— Start The data —

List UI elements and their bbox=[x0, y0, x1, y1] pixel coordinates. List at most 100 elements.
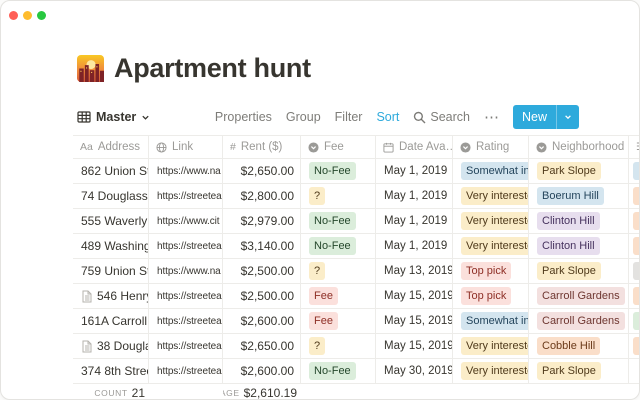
overflow-cell[interactable] bbox=[629, 184, 640, 209]
overflow-cell[interactable] bbox=[629, 234, 640, 259]
close-window-button[interactable] bbox=[9, 11, 18, 20]
date-cell[interactable]: May 15, 2019 bbox=[376, 309, 453, 334]
page-title[interactable]: Apartment hunt bbox=[114, 53, 311, 84]
rent-cell[interactable]: $2,800.00 bbox=[223, 184, 301, 209]
date-cell[interactable]: May 15, 2019 bbox=[376, 284, 453, 309]
neighborhood-cell[interactable]: Carroll Gardens bbox=[529, 284, 629, 309]
new-button[interactable]: New bbox=[513, 105, 579, 129]
toolbar-item-properties[interactable]: Properties bbox=[215, 110, 272, 124]
date-cell[interactable]: May 13, 2019 bbox=[376, 259, 453, 284]
rating-cell[interactable]: Somewhat interested bbox=[453, 159, 529, 184]
rent-cell[interactable]: $2,650.00 bbox=[223, 159, 301, 184]
count-calculation[interactable]: COUNT21 bbox=[73, 384, 149, 400]
rent-cell[interactable]: $2,600.00 bbox=[223, 359, 301, 384]
overflow-cell[interactable] bbox=[629, 309, 640, 334]
link-cell[interactable]: https://streetea bbox=[149, 184, 223, 209]
rating-cell[interactable]: Somewhat interested bbox=[453, 309, 529, 334]
overflow-cell[interactable] bbox=[629, 209, 640, 234]
fee-cell[interactable]: No-Fee bbox=[301, 359, 376, 384]
new-button-chevron-down-icon[interactable] bbox=[556, 105, 579, 129]
date-cell[interactable]: May 1, 2019 bbox=[376, 209, 453, 234]
toolbar-item-filter[interactable]: Filter bbox=[335, 110, 363, 124]
link-cell[interactable]: https://streetea bbox=[149, 234, 223, 259]
fee-cell[interactable]: ? bbox=[301, 259, 376, 284]
neighborhood-cell[interactable]: Boerum Hill bbox=[529, 184, 629, 209]
neighborhood-cell[interactable]: Park Slope bbox=[529, 359, 629, 384]
rating-cell[interactable]: Top pick bbox=[453, 284, 529, 309]
link-cell[interactable]: https://streetea bbox=[149, 284, 223, 309]
rent-cell[interactable]: $2,979.00 bbox=[223, 209, 301, 234]
date-cell[interactable]: May 1, 2019 bbox=[376, 184, 453, 209]
link-cell[interactable]: https://streetea bbox=[149, 334, 223, 359]
address-cell[interactable]: 161A Carroll St bbox=[73, 309, 149, 334]
link-cell[interactable]: https://www.na bbox=[149, 259, 223, 284]
fee-cell[interactable]: No-Fee bbox=[301, 234, 376, 259]
column-header-overflow[interactable]: ☰ bbox=[629, 135, 640, 159]
link-cell[interactable]: https://www.na bbox=[149, 159, 223, 184]
date-cell[interactable]: May 1, 2019 bbox=[376, 159, 453, 184]
cityscape-at-dusk-icon[interactable] bbox=[77, 55, 104, 82]
column-header-rent-[interactable]: #Rent ($) bbox=[223, 135, 301, 159]
rating-cell[interactable]: Very interested bbox=[453, 184, 529, 209]
link-cell[interactable]: https://streetea bbox=[149, 309, 223, 334]
address-cell[interactable]: 759 Union Stre bbox=[73, 259, 149, 284]
address-cell[interactable]: 546 Henry bbox=[73, 284, 149, 309]
column-header-address[interactable]: AaAddress bbox=[73, 135, 149, 159]
fee-cell[interactable]: Fee bbox=[301, 284, 376, 309]
rating-cell[interactable]: Very interested bbox=[453, 359, 529, 384]
column-header-neighborhood[interactable]: Neighborhood bbox=[529, 135, 629, 159]
overflow-cell[interactable] bbox=[629, 284, 640, 309]
overflow-cell[interactable] bbox=[629, 259, 640, 284]
window-controls bbox=[9, 11, 46, 20]
address-cell[interactable]: 489 Washingto bbox=[73, 234, 149, 259]
address-cell[interactable]: 555 Waverly A bbox=[73, 209, 149, 234]
neighborhood-cell[interactable]: Cobble Hill bbox=[529, 334, 629, 359]
overflow-cell[interactable] bbox=[629, 359, 640, 384]
date-cell[interactable]: May 30, 2019 bbox=[376, 359, 453, 384]
minimize-window-button[interactable] bbox=[23, 11, 32, 20]
rent-cell[interactable]: $3,140.00 bbox=[223, 234, 301, 259]
table-row: 862 Union Strehttps://www.na$2,650.00No-… bbox=[73, 159, 640, 184]
address-cell[interactable]: 862 Union Stre bbox=[73, 159, 149, 184]
neighborhood-cell[interactable]: Clinton Hill bbox=[529, 209, 629, 234]
more-options-icon[interactable]: ⋯ bbox=[484, 110, 499, 125]
overflow-cell[interactable] bbox=[629, 159, 640, 184]
clipped-tag bbox=[633, 162, 640, 180]
rating-cell[interactable]: Very interested bbox=[453, 334, 529, 359]
search-control[interactable]: Search bbox=[413, 110, 470, 124]
fee-cell[interactable]: No-Fee bbox=[301, 209, 376, 234]
toolbar-item-sort[interactable]: Sort bbox=[376, 110, 399, 124]
rating-cell[interactable]: Very interested bbox=[453, 209, 529, 234]
neighborhood-cell[interactable]: Carroll Gardens bbox=[529, 309, 629, 334]
rating-cell[interactable]: Top pick bbox=[453, 259, 529, 284]
rent-cell[interactable]: $2,600.00 bbox=[223, 309, 301, 334]
view-switcher[interactable]: Master bbox=[77, 110, 150, 124]
select-tag: Fee bbox=[309, 312, 338, 330]
rent-cell[interactable]: $2,500.00 bbox=[223, 259, 301, 284]
fee-cell[interactable]: Fee bbox=[301, 309, 376, 334]
average-calculation[interactable]: AVERAGE$2,610.19 bbox=[223, 384, 301, 400]
date-cell[interactable]: May 1, 2019 bbox=[376, 234, 453, 259]
date-cell[interactable]: May 15, 2019 bbox=[376, 334, 453, 359]
rent-cell[interactable]: $2,650.00 bbox=[223, 334, 301, 359]
rating-cell[interactable]: Very interested bbox=[453, 234, 529, 259]
rent-cell[interactable]: $2,500.00 bbox=[223, 284, 301, 309]
address-cell[interactable]: 38 Douglas bbox=[73, 334, 149, 359]
neighborhood-cell[interactable]: Clinton Hill bbox=[529, 234, 629, 259]
fee-cell[interactable]: No-Fee bbox=[301, 159, 376, 184]
column-header-rating[interactable]: Rating bbox=[453, 135, 529, 159]
overflow-cell[interactable] bbox=[629, 334, 640, 359]
column-header-link[interactable]: Link bbox=[149, 135, 223, 159]
link-cell[interactable]: https://www.cit bbox=[149, 209, 223, 234]
fee-cell[interactable]: ? bbox=[301, 184, 376, 209]
fee-cell[interactable]: ? bbox=[301, 334, 376, 359]
neighborhood-cell[interactable]: Park Slope bbox=[529, 159, 629, 184]
zoom-window-button[interactable] bbox=[37, 11, 46, 20]
neighborhood-cell[interactable]: Park Slope bbox=[529, 259, 629, 284]
address-cell[interactable]: 74 Douglass St bbox=[73, 184, 149, 209]
address-cell[interactable]: 374 8th Street bbox=[73, 359, 149, 384]
column-header-date-ava-[interactable]: Date Ava… bbox=[376, 135, 453, 159]
column-header-fee[interactable]: Fee bbox=[301, 135, 376, 159]
link-cell[interactable]: https://streetea bbox=[149, 359, 223, 384]
toolbar-item-group[interactable]: Group bbox=[286, 110, 321, 124]
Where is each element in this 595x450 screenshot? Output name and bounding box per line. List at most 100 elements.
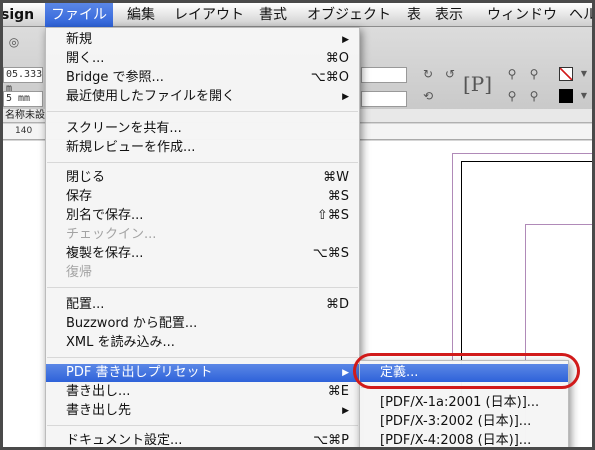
menubar-window[interactable]: ウィンドウ <box>481 3 563 27</box>
menu-item-label: チェックイン... <box>66 227 157 242</box>
submenu-arrow-icon: ▶ <box>342 368 349 378</box>
submenu-item-pdfx1a[interactable]: [PDF/X-1a:2001 (日本)]... <box>360 394 568 412</box>
menubar-table[interactable]: 表 <box>401 3 427 27</box>
select-previous-icon[interactable]: ⚲ <box>503 87 521 105</box>
menu-item-browse-bridge[interactable]: Bridge で参照... ⌥⌘O <box>46 69 359 87</box>
menu-item-export[interactable]: 書き出し... ⌘E <box>46 383 359 401</box>
submenu-arrow-icon: ▶ <box>342 92 349 102</box>
menu-item-revert: 復帰 <box>46 264 359 282</box>
menu-item-label: [PDF/X-3:2002 (日本)]... <box>380 414 532 429</box>
shortcut-label: ⌥⌘O <box>310 70 349 85</box>
menu-item-label: スクリーンを共有... <box>66 121 182 136</box>
menu-item-new-review[interactable]: 新規レビューを作成... <box>46 139 359 157</box>
menu-item-label: 閉じる <box>66 170 106 185</box>
rotate-cw-icon[interactable]: ↻ <box>419 65 437 83</box>
menubar-app-name[interactable]: sign <box>3 3 40 27</box>
menu-item-label: 新規レビューを作成... <box>66 140 196 155</box>
column-guide <box>525 224 592 225</box>
menu-item-open[interactable]: 開く... ⌘O <box>46 50 359 68</box>
menu-item-open-recent[interactable]: 最近使用したファイルを開く ▶ <box>46 88 359 106</box>
document-tab[interactable]: 名称未設 <box>5 109 45 123</box>
file-menu: 新規 ▶ 開く... ⌘O Bridge で参照... ⌥⌘O 最近使用したファ… <box>45 27 360 448</box>
submenu-arrow-icon: ▶ <box>342 35 349 45</box>
menubar-file[interactable]: ファイル <box>45 3 113 27</box>
menu-item-document-setup[interactable]: ドキュメント設定... ⌥⌘P <box>46 432 359 448</box>
menu-item-label: 定義... <box>380 365 419 380</box>
menubar-type[interactable]: 書式 <box>253 3 293 27</box>
page-edge <box>461 161 592 162</box>
shortcut-label: ⌘W <box>323 170 349 185</box>
stroke-swatch[interactable] <box>559 89 573 103</box>
menubar-view[interactable]: 表示 <box>429 3 469 27</box>
width-field[interactable] <box>361 67 407 83</box>
menubar-edit[interactable]: 編集 <box>121 3 161 27</box>
shortcut-label: ⇧⌘S <box>316 208 349 223</box>
height-field[interactable] <box>361 91 407 107</box>
menu-item-label: 新規 <box>66 32 93 47</box>
menu-item-label: Buzzword から配置... <box>66 316 198 331</box>
menu-item-label: [PDF/X-4:2008 (日本)]... <box>380 433 532 448</box>
menu-item-label: XML を読み込み... <box>66 335 175 350</box>
menu-separator <box>47 357 358 358</box>
submenu-item-pdfx4[interactable]: [PDF/X-4:2008 (日本)]... <box>360 432 568 448</box>
menu-separator <box>47 287 358 288</box>
menu-item-label: 開く... <box>66 51 105 66</box>
menu-item-label: PDF 書き出しプリセット <box>66 365 213 380</box>
menubar-object[interactable]: オブジェクト <box>301 3 397 27</box>
menu-item-label: 複製を保存... <box>66 246 144 261</box>
pdf-presets-submenu: 定義... [PDF/X-1a:2001 (日本)]... [PDF/X-3:2… <box>359 360 569 448</box>
menu-item-label: 保存 <box>66 189 93 204</box>
menu-item-close[interactable]: 閉じる ⌘W <box>46 169 359 187</box>
menu-item-place[interactable]: 配置... ⌘D <box>46 296 359 314</box>
menu-separator <box>47 111 358 112</box>
menu-item-label: 配置... <box>66 297 105 312</box>
menu-item-label: Bridge で参照... <box>66 70 164 85</box>
frame-fit-icon[interactable]: [P] <box>463 71 492 97</box>
flip-icon[interactable]: ⟲ <box>419 87 437 105</box>
menu-item-save[interactable]: 保存 ⌘S <box>46 188 359 206</box>
submenu-item-define[interactable]: 定義... <box>360 364 568 382</box>
submenu-item-pdfx3[interactable]: [PDF/X-3:2002 (日本)]... <box>360 413 568 431</box>
menu-item-label: 復帰 <box>66 265 93 280</box>
shortcut-label: ⌘E <box>327 384 349 399</box>
x-position-field[interactable]: 05.333 m <box>3 67 43 94</box>
shortcut-label: ⌘D <box>325 297 349 312</box>
y-position-field[interactable]: 5 mm <box>3 91 43 107</box>
reference-point-icon[interactable]: ◎ <box>5 33 23 51</box>
fill-swatch[interactable] <box>559 67 573 81</box>
menu-item-pdf-presets[interactable]: PDF 書き出しプリセット ▶ <box>46 364 359 382</box>
menu-item-import-xml[interactable]: XML を読み込み... <box>46 334 359 352</box>
menu-item-save-copy[interactable]: 複製を保存... ⌥⌘S <box>46 245 359 263</box>
menu-item-label: ドキュメント設定... <box>66 433 183 448</box>
menubar-help[interactable]: ヘル <box>563 3 592 27</box>
menubar-layout[interactable]: レイアウト <box>168 3 250 27</box>
menu-item-label: 最近使用したファイルを開く <box>66 89 236 104</box>
ruler-tick-label: 140 <box>15 126 33 136</box>
select-next-icon[interactable]: ⚲ <box>525 87 543 105</box>
shortcut-label: ⌘O <box>325 51 349 66</box>
menu-item-save-as[interactable]: 別名で保存... ⇧⌘S <box>46 207 359 225</box>
menu-bar: sign ファイル 編集 レイアウト 書式 オブジェクト 表 表示 ウィンドウ … <box>3 3 592 27</box>
select-content-icon[interactable]: ⚲ <box>525 65 543 83</box>
shortcut-label: ⌘S <box>327 189 349 204</box>
menu-item-export-to[interactable]: 書き出し先 ▶ <box>46 402 359 420</box>
menu-item-label: 書き出し... <box>66 384 131 399</box>
menu-item-new[interactable]: 新規 ▶ <box>46 31 359 49</box>
menu-separator <box>47 162 358 163</box>
stroke-dropdown-icon[interactable]: ▼ <box>575 87 592 105</box>
menu-item-check-in: チェックイン... <box>46 226 359 244</box>
fill-dropdown-icon[interactable]: ▼ <box>575 65 592 83</box>
menu-item-label: [PDF/X-1a:2001 (日本)]... <box>380 395 540 410</box>
margin-guide <box>452 153 592 154</box>
shortcut-label: ⌥⌘P <box>313 433 349 448</box>
menu-separator <box>361 387 567 388</box>
select-container-icon[interactable]: ⚲ <box>503 65 521 83</box>
menu-separator <box>47 425 358 426</box>
menu-item-share-screen[interactable]: スクリーンを共有... <box>46 120 359 138</box>
menu-item-place-buzzword[interactable]: Buzzword から配置... <box>46 315 359 333</box>
menu-item-label: 書き出し先 <box>66 403 132 418</box>
rotate-ccw-icon[interactable]: ↺ <box>441 65 459 83</box>
screenshot-frame: ◎ 05.333 m 5 mm ↻ ↺ [P] ⟲ ⚲ ⚲ ⚲ ⚲ ▼ ▼ 名称… <box>0 0 595 450</box>
shortcut-label: ⌥⌘S <box>312 246 349 261</box>
menu-item-label: 別名で保存... <box>66 208 144 223</box>
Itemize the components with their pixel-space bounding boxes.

— End The data —

Problem description
Duplicate the lines of the data from the line with "overflow-cell[interactable] bbox=[629, 184, 640, 209]" up to and including the line with "rent-cell[interactable]: $2,800.00 bbox=[223, 184, 301, 209]".

Complete answer
overflow-cell[interactable] bbox=[629, 184, 640, 209]
overflow-cell[interactable] bbox=[629, 234, 640, 259]
close-window-button[interactable] bbox=[9, 11, 18, 20]
date-cell[interactable]: May 15, 2019 bbox=[376, 309, 453, 334]
page-title[interactable]: Apartment hunt bbox=[114, 53, 311, 84]
rent-cell[interactable]: $2,800.00 bbox=[223, 184, 301, 209]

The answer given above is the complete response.